EXTRAIT DU TEXTE
.....
L'intendant des bâtiments
Ancien et Accepté
20 juin, 2025 par
Mise à jour sites

l'intendant des bâtimentsJean-Pierre Casimir
Éditions Cépaduès, coll. de Midi, 2024, 92 pages, 19 €

L’ouvrage se distingue par sa volonté de redonner ses lettres de noblesse à un degré souvent négligé du Rite Écossais Ancien et Accepté (REAA) : celui d’Intendant des Bâtiments. Ce 8e degré, parfois qualifié d’« Écossais des trois J J J » ou encore de « Maître en Israël », incarne, à travers une structure rituelle précise, une étape charnière entre l’initiation et la maîtrise spirituelle. Dans un style érudit mais accessible, Casimir s’attache à explorer non seulement l’histoire et le symbolisme de ce degré, mais également son rôle dans la progression initiatique et la construction maçonnique dans son ensemble.

Le manuscrit Francken : une source fondatrice du REAA

Jean-Pierre Casimir s’appuie sur le manuscrit d’Henry Andrew Francken, texte fondateur du REAA, pour interroger la place du degré dans l’économie des grades de perfection. Ce manuscrit, rédigé en 1783 et reproduit, en anglais, en annexe 1, constitue une référence historique essentielle, notamment pour ses rituels de la Chambre du Milieu et de la chambre secrète. Casimir utilise cette source comme une boussole pour clarifier les critiques formulées à l’encontre de ce degré, souvent considéré comme une simple transition narrative entre les grands épisodes du cycle salomonien. Or, l’auteur démontre que, loin d’être secondaire, l’Intendant des Bâtiments se révèle être un véritable pivot symbolique et spirituel.

Joabert et la dramaturgie du degré

Le récit de ce degré se déploie autour d’une dramaturgie saisissante : après la mort tragique d’Hiram, le chantier du Temple est plongé dans le chaos. La légende met en lumière des valeurs de résilience et de justice, portées par le personnage de Joabert – personnage central des degrés de Perfection du 4e au 9e –, fidèle serviteur de Salomon.

La chambre secrète : lieu de révélation spirituelle

Dans ce contexte, la chambre secrète joue un rôle central en tant qu’espace de révélation sacrée. Casimir explore avec finesse la symbolique de cet espace, tout en établissant des liens riches entre la légende maçonnique et les textes bibliques. La figure de Joabert y est présentée non comme un simple acteur du drame hiramique, mais comme une incarnation de l’intendant éclairé, chargé de maintenir l’équilibre entre le spirituel et le temporel – postulant d’ailleurs au grade de Chevalier de Royal-Arche.
.....
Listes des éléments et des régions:
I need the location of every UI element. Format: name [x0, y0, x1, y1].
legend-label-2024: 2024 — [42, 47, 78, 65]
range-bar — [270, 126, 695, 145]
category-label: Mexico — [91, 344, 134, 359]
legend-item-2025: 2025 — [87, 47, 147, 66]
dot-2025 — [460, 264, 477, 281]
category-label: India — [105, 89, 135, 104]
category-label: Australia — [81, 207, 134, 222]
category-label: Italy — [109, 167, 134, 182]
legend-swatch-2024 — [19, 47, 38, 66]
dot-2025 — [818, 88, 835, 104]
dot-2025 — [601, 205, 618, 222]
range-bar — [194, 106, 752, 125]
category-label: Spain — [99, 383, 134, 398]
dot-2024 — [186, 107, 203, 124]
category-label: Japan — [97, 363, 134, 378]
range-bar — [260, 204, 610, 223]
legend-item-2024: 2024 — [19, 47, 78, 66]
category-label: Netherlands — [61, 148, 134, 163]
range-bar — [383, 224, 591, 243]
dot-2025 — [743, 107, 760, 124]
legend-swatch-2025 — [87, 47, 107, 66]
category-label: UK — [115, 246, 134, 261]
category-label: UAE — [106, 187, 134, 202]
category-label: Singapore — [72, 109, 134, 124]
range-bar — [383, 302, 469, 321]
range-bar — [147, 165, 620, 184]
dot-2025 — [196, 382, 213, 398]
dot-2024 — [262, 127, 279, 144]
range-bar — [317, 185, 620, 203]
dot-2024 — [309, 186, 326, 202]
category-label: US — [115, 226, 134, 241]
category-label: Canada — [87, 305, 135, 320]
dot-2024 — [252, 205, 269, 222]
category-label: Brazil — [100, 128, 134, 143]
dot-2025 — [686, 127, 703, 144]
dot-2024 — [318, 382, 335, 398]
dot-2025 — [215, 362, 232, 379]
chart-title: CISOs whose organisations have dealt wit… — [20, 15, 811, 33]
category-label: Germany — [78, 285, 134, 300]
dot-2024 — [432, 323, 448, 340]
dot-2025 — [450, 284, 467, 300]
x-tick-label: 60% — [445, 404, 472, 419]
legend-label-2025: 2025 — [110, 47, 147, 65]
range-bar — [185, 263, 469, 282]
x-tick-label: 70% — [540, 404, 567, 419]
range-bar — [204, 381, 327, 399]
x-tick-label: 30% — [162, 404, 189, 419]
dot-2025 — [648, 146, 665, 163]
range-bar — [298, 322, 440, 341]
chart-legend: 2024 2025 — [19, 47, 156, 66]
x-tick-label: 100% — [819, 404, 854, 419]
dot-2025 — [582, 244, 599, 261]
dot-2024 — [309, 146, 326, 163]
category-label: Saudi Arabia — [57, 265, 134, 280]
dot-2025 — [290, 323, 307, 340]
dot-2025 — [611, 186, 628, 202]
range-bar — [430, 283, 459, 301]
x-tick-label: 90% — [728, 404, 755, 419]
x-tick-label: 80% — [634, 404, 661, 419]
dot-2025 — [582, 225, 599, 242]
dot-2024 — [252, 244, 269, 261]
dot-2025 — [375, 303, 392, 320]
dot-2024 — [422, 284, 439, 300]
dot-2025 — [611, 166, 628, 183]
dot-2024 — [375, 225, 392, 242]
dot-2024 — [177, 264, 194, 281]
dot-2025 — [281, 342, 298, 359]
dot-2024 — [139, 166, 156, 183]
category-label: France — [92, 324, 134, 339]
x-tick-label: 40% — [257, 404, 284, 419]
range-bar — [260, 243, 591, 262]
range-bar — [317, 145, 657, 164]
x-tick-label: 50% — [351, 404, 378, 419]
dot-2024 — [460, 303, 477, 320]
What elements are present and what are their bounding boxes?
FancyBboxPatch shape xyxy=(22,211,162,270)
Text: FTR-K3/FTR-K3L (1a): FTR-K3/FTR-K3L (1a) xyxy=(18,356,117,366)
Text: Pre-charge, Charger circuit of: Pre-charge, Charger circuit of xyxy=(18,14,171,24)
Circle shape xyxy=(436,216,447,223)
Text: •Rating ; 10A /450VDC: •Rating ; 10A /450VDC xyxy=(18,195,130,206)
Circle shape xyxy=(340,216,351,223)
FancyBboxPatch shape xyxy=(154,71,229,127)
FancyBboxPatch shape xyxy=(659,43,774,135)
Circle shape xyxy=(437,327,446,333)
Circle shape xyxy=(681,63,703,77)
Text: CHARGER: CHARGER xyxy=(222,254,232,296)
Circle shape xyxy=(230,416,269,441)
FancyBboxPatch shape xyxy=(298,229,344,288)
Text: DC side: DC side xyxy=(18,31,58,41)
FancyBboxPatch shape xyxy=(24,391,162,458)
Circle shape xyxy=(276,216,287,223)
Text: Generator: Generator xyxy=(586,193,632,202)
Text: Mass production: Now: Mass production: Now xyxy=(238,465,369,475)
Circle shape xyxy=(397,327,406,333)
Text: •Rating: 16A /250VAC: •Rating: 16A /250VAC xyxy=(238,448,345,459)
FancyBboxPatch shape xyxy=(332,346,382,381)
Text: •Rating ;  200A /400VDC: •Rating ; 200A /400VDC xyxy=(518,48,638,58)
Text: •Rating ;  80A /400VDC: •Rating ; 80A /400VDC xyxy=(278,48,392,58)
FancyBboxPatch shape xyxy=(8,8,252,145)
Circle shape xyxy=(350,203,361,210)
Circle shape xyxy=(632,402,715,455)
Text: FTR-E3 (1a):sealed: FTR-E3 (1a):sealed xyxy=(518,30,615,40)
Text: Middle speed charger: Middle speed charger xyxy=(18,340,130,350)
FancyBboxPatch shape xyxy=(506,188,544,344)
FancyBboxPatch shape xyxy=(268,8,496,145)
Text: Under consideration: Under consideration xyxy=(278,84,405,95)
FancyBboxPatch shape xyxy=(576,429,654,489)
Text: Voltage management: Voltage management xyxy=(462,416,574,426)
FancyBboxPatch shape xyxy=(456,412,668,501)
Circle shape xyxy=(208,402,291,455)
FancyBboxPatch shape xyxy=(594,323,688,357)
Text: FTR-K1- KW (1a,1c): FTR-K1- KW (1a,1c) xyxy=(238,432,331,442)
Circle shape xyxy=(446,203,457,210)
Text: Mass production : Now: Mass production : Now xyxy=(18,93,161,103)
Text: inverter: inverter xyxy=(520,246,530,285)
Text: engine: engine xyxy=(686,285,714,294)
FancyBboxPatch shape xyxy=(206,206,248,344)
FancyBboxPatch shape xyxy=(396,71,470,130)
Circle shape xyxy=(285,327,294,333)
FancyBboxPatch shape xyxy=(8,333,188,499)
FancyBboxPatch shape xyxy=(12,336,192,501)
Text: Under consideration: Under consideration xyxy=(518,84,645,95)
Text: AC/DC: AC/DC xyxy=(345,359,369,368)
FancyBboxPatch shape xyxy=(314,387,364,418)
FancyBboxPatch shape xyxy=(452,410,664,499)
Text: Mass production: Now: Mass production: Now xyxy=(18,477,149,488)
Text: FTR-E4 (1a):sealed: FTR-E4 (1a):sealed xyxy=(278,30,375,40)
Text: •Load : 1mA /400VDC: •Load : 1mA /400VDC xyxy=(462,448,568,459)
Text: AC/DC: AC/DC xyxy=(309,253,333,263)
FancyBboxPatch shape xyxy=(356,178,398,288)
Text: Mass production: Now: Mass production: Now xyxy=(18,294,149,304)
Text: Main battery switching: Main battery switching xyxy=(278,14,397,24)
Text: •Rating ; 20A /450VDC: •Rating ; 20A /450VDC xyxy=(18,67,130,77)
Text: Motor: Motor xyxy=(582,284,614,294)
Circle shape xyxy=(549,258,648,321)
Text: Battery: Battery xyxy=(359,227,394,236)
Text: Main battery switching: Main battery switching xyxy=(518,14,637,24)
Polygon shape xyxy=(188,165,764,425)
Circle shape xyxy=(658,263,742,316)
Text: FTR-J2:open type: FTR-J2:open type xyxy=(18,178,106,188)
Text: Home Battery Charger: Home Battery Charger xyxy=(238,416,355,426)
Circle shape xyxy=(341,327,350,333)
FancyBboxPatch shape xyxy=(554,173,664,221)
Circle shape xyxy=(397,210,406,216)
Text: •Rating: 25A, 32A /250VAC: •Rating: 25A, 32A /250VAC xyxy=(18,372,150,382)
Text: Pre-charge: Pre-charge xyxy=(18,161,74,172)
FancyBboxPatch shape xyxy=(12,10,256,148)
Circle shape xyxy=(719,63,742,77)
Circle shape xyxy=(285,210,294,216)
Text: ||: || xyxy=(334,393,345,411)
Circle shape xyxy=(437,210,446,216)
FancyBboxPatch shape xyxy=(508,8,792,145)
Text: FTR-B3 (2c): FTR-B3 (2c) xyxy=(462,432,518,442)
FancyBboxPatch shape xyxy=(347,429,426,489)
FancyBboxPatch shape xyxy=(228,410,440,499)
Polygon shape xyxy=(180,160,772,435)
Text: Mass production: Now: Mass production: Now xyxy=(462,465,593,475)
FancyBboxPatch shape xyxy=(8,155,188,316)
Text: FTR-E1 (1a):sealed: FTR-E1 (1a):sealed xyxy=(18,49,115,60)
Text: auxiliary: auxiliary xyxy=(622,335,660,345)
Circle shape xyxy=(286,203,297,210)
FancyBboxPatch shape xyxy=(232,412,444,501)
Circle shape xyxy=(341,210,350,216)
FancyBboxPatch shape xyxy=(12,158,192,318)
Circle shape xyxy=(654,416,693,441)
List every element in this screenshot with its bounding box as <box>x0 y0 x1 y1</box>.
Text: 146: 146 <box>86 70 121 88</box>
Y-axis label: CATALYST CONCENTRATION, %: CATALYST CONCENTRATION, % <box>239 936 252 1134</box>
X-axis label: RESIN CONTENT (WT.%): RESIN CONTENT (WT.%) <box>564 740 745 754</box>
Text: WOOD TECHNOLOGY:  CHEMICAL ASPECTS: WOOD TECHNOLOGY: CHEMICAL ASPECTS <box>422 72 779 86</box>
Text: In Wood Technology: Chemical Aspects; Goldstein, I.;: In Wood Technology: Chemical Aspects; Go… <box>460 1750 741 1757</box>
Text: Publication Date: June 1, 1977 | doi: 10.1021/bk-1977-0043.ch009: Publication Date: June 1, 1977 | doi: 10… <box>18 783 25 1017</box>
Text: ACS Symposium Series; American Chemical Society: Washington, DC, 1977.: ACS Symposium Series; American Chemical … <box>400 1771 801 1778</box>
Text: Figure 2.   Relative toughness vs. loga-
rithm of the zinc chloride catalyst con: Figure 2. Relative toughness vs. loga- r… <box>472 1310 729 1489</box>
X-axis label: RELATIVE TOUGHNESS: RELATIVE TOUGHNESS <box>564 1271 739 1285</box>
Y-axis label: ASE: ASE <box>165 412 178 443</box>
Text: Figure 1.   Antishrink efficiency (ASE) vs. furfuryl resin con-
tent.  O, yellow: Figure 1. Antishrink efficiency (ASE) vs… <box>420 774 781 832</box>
.....
OBJECTIF VISÉ
Répondez brièvement à chaque question d'après l'extrait sur l'Intendant des Bâtiments.
1. En quelle année le manuscrit d'Henry Andrew Francken a-t-il été rédigé ?
2. Quel degré du REAA correspond à celui d'Intendant des Bâtiments ?
3. À quel grade la figure de Joabert postule-t-elle ?
Ces listes constituent un matériel distinct de l'extrait.

CORRIGÉ PROPOSÉ
1. En 1783.
2. Le 8e degré.
3. Au grade de Chevalier de Royal-Arche.